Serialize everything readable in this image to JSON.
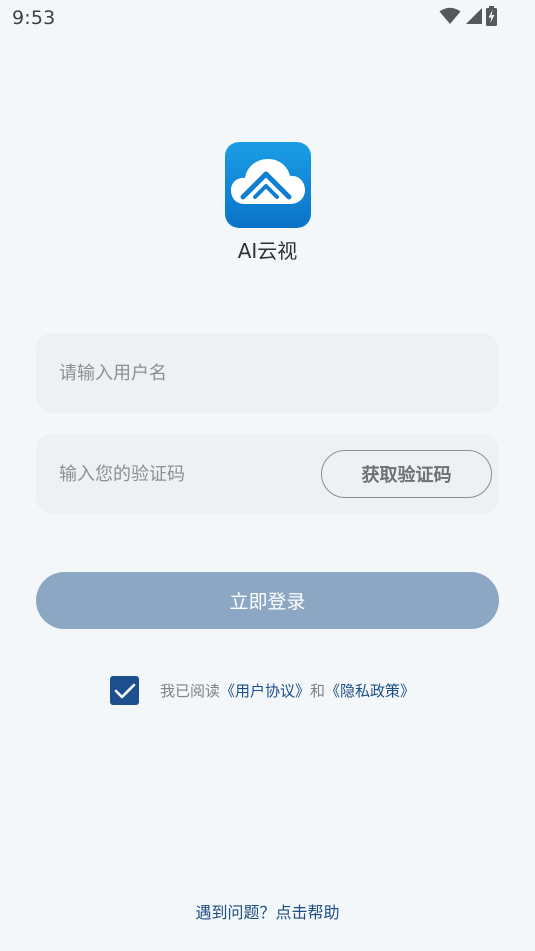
{
  "status_bar": {
    "time": "9:53",
    "icons": [
      "wifi-icon",
      "signal-icon",
      "battery-charging-icon"
    ]
  },
  "app": {
    "name": "AI云视",
    "logo_icon": "cloud-roof-icon",
    "colors": {
      "logo_top": "#1b9ee6",
      "logo_bottom": "#0a72c8"
    }
  },
  "form": {
    "username_placeholder": "请输入用户名",
    "code_placeholder": "输入您的验证码",
    "get_code_label": "获取验证码",
    "login_label": "立即登录",
    "login_color": "#8ba7c4"
  },
  "agreement": {
    "checked": true,
    "prefix": "我已阅读",
    "user_agreement": "《用户协议》",
    "conjunction": "和",
    "privacy_policy": "《隐私政策》",
    "accent_color": "#1c4e86"
  },
  "help_link": "遇到问题？点击帮助"
}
--------
Work to be completed -
Without the pictures, repeat all the records word for word.

Written response -
Serialize everything readable in this image to JSON.
{
  "status_bar": {
    "time": "9:53",
    "icons": [
      "wifi-icon",
      "signal-icon",
      "battery-charging-icon"
    ]
  },
  "app": {
    "name": "AI云视",
    "logo_icon": "cloud-roof-icon",
    "colors": {
      "logo_top": "#1b9ee6",
      "logo_bottom": "#0a72c8"
    }
  },
  "form": {
    "username_placeholder": "请输入用户名",
    "code_placeholder": "输入您的验证码",
    "get_code_label": "获取验证码",
    "login_label": "立即登录",
    "login_color": "#8ba7c4"
  },
  "agreement": {
    "checked": true,
    "prefix": "我已阅读",
    "user_agreement": "《用户协议》",
    "conjunction": "和",
    "privacy_policy": "《隐私政策》",
    "accent_color": "#1c4e86"
  },
  "help_link": "遇到问题？点击帮助"
}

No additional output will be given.